--- Work required ---
Write out the line with "Output the text content of this document." and every later line through the end of the data below, exactly as given, with no pictures in the copy.

+--

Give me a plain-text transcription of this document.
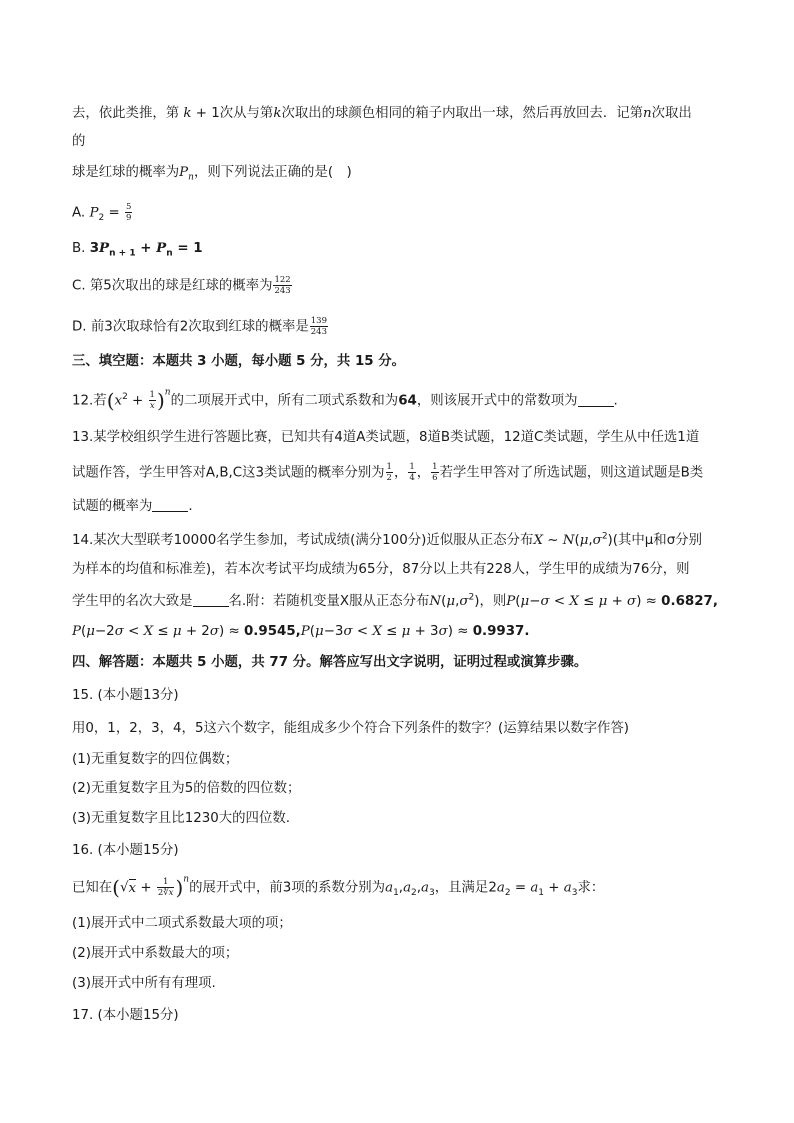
去，依此类推，第 k + 1次从与第k次取出的球颜色相同的箱子内取出一球，然后再放回去．记第n次取出
的
球是红球的概率为$P_n$，则下列说法正确的是(　)
A. $P_2 = \frac{5}{9}$
B. $3P_{n + 1} + P_n = 1$
C. 第5次取出的球是红球的概率为 $\frac{122}{243}$
D. 前3次取球恰有2次取到红球的概率是 $\frac{139}{243}$
三、填空题：本题共 3 小题，每小题 5 分，共 15 分。
12.若$(x^2 + \frac{1}{x} )^n$的二项展开式中，所有二项式系数和为64，则该展开式中的常数项为	.
13.某学校组织学生进行答题比赛，已知共有4道A类试题，8道B类试题，12道C类试题，学生从中任选1道
试题作答，学生甲答对A,B,C这3类试题的概率分别为 $\frac{1}{2}$ ， $\frac{1}{4}$ ， $\frac{1}{6}$ 若学生甲答对了所选试题，则这道试题是B类
试题的概率为	.
14.某次大型联考10000名学生参加，考试成绩(满分100分)近似服从正态分布X ~ $N(\mu,\sigma^2)$(其中μ和σ分别
为样本的均值和标准差)，若本次考试平均成绩为65分，87分以上共有228人，学生甲的成绩为76分，则
学生甲的名次大致是	名.附：若随机变量X服从正态分布$N(\mu,\sigma^2)$，则P(μ−σ < X ≤ μ + σ) ≈ 0.6827,
P(μ−2σ < X ≤ μ + 2σ) ≈ 0.9545,P(μ−3σ < X ≤ μ + 3σ) ≈ 0.9937.
四、解答题：本题共 5 小题，共 77 分。解答应写出文字说明，证明过程或演算步骤。
15. (本小题13分)
用0，1，2，3，4，5这六个数字，能组成多少个符合下列条件的数字？(运算结果以数字作答)
(1)无重复数字的四位偶数；
(2)无重复数字且为5的倍数的四位数；
(3)无重复数字且比1230大的四位数.
16. (本小题15分)
已知在$(√x + \frac{1}{2∜x} )^n$的展开式中，前3项的系数分别为$a_1,a_2,a_3$，且满足$2a_2 = a_1 + a_3$求：
(1)展开式中二项式系数最大项的项；
(2)展开式中系数最大的项；
(3)展开式中所有有理项.
17. (本小题15分)
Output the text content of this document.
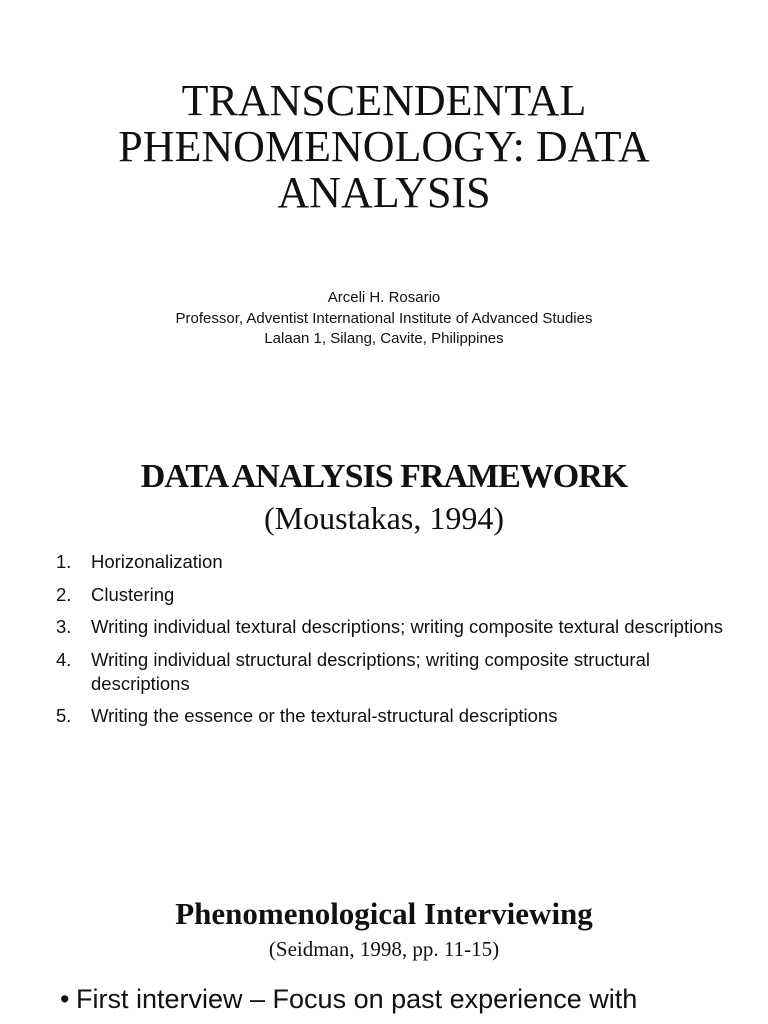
TRANSCENDENTAL
PHENOMENOLOGY: DATA
ANALYSIS
Arceli H. Rosario
Professor, Adventist International Institute of Advanced Studies
Lalaan 1, Silang, Cavite, Philippines
DATA ANALYSIS FRAMEWORK
(Moustakas, 1994)
1.	Horizonalization
2.	Clustering
3.	Writing individual textural descriptions; writing composite textural descriptions
4.	Writing individual structural descriptions; writing composite structural descriptions
5.	Writing the essence or the textural-structural descriptions
Phenomenological Interviewing
(Seidman, 1998, pp. 11-15)
• First interview – Focus on past experience with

+--

--- In response ---
Output the text content of this document.
TRANSCENDENTAL
PHENOMENOLOGY: DATA
ANALYSIS
Arceli H. Rosario
Professor, Adventist International Institute of Advanced Studies
Lalaan 1, Silang, Cavite, Philippines
DATA ANALYSIS FRAMEWORK
(Moustakas, 1994)
1.	Horizonalization
2.	Clustering
3.	Writing individual textural descriptions; writing composite textural descriptions
4.	Writing individual structural descriptions; writing composite structural descriptions
5.	Writing the essence or the textural-structural descriptions
Phenomenological Interviewing
(Seidman, 1998, pp. 11-15)
• First interview – Focus on past experience with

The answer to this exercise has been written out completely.